Stated exercise: From the listing below, copy every line with the word "lambda".

Information shown:
====================

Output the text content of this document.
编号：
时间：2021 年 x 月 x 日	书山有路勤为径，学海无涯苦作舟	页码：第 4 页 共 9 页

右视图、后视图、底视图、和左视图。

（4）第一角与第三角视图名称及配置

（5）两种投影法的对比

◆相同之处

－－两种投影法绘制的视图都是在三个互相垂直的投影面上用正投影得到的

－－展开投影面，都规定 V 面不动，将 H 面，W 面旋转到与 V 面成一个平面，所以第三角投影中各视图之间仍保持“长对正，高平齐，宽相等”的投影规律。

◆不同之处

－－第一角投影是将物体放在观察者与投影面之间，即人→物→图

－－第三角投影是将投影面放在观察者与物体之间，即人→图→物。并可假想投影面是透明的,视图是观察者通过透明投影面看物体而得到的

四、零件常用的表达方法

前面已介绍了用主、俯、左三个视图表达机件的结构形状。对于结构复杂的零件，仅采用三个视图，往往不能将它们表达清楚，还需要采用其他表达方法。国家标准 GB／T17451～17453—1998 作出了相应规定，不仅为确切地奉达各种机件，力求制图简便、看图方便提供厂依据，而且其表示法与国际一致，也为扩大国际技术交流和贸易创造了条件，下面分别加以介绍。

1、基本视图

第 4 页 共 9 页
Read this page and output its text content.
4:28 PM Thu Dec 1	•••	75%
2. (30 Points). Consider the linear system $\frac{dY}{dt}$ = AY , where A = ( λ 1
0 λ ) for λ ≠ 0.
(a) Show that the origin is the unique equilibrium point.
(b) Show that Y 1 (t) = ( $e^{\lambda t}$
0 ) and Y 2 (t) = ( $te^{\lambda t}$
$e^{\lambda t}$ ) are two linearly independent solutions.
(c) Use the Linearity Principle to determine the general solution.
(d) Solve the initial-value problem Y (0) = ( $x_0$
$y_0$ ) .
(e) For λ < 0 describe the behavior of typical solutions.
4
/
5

====================

Complete answer:
(b) Show that Y 1 (t) = ( $e^{\lambda t}$
0 ) and Y 2 (t) = ( $te^{\lambda t}$
$e^{\lambda t}$ ) are two linearly independent solutions.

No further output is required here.